Directions – Below is a set of records, and all of them should be retyped exactly, minus the pictures.

Extracted data entries –
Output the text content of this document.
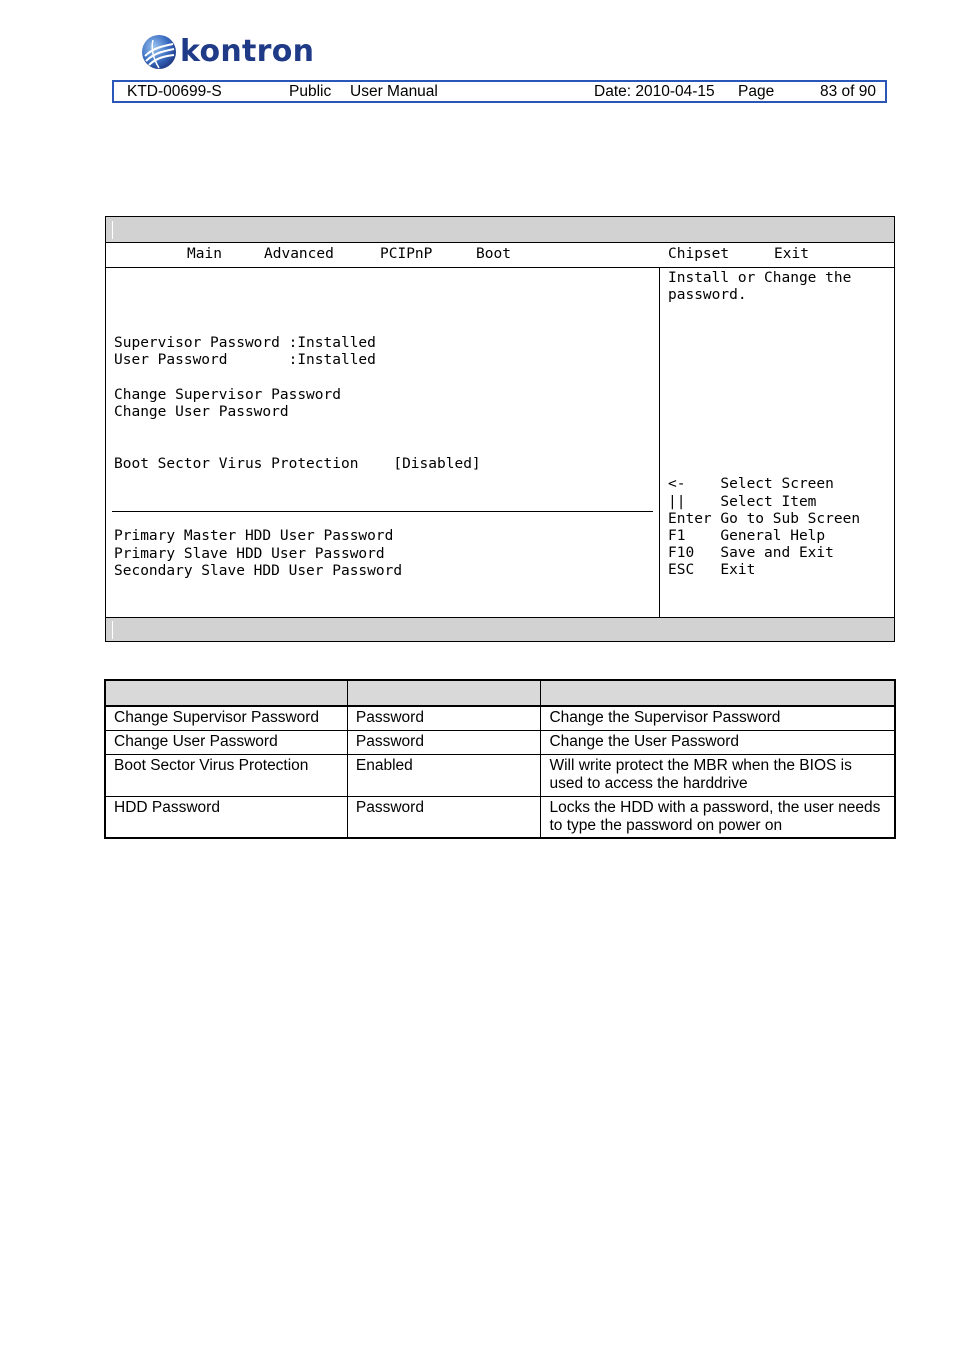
kontron
KTD-00699-S	Public User Manual	Date: 2010-04-15 Page	83 of 90
Main	Advanced	PCIPnP	Boot	Chipset	Exit
Supervisor Password :Installed
User Password       :Installed
Change Supervisor Password
Change User Password
Boot Sector Virus Protection    [Disabled]
Primary Master HDD User Password
Primary Slave HDD User Password
Secondary Slave HDD User Password
Install or Change the
password.
<-    Select Screen
||    Select Item
Enter Go to Sub Screen
F1    General Help
F10   Save and Exit
ESC   Exit

Change Supervisor Password	Password	Change the Supervisor Password
Change User Password	Password	Change the User Password
Boot Sector Virus Protection	Enabled	Will write protect the MBR when the BIOS is used to access the harddrive
HDD Password	Password	Locks the HDD with a password, the user needs to type the password on power on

Answer to the exercise –
Output the text content of this document.
kontron
KTD-00699-S	Public User Manual	Date: 2010-04-15 Page	83 of 90
Main	Advanced	PCIPnP	Boot	Chipset	Exit
Supervisor Password :Installed
User Password       :Installed
Change Supervisor Password
Change User Password
Boot Sector Virus Protection    [Disabled]
Primary Master HDD User Password
Primary Slave HDD User Password
Secondary Slave HDD User Password
Install or Change the
password.
<-    Select Screen
||    Select Item
Enter Go to Sub Screen
F1    General Help
F10   Save and Exit
ESC   Exit

Change Supervisor Password	Password	Change the Supervisor Password
Change User Password	Password	Change the User Password
Boot Sector Virus Protection	Enabled	Will write protect the MBR when the BIOS is used to access the harddrive
HDD Password	Password	Locks the HDD with a password, the user needs to type the password on power on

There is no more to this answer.